Written exercise:
Below are the records; collect from them each line containing the string "желез".

Given records:
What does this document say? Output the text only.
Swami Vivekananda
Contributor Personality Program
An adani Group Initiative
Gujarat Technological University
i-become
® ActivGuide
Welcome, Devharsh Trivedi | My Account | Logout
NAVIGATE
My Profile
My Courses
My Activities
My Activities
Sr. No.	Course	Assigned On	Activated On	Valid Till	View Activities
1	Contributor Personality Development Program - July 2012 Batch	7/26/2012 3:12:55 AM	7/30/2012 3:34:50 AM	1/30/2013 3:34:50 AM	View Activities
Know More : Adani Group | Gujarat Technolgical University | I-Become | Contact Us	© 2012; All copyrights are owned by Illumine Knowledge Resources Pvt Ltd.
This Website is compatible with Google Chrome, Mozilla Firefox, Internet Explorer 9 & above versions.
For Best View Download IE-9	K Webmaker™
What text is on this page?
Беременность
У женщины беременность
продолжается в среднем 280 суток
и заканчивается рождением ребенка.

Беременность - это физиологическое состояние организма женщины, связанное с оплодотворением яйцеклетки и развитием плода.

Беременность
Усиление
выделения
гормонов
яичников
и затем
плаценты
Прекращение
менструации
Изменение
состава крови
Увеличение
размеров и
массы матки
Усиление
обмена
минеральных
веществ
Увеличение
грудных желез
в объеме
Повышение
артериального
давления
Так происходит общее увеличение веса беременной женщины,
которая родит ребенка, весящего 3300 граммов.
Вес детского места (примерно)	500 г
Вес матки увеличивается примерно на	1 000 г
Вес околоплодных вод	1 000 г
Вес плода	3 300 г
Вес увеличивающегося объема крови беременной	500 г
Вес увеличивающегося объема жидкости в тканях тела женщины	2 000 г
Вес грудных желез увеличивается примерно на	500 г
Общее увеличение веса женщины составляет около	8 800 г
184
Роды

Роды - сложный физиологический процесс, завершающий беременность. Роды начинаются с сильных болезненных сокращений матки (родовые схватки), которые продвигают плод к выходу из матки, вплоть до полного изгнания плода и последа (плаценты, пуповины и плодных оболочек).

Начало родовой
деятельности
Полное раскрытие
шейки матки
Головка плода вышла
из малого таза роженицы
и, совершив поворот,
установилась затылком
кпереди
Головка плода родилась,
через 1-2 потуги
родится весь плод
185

Output of the task:
грудных желез
Вес грудных желез увеличивается примерно на	500 г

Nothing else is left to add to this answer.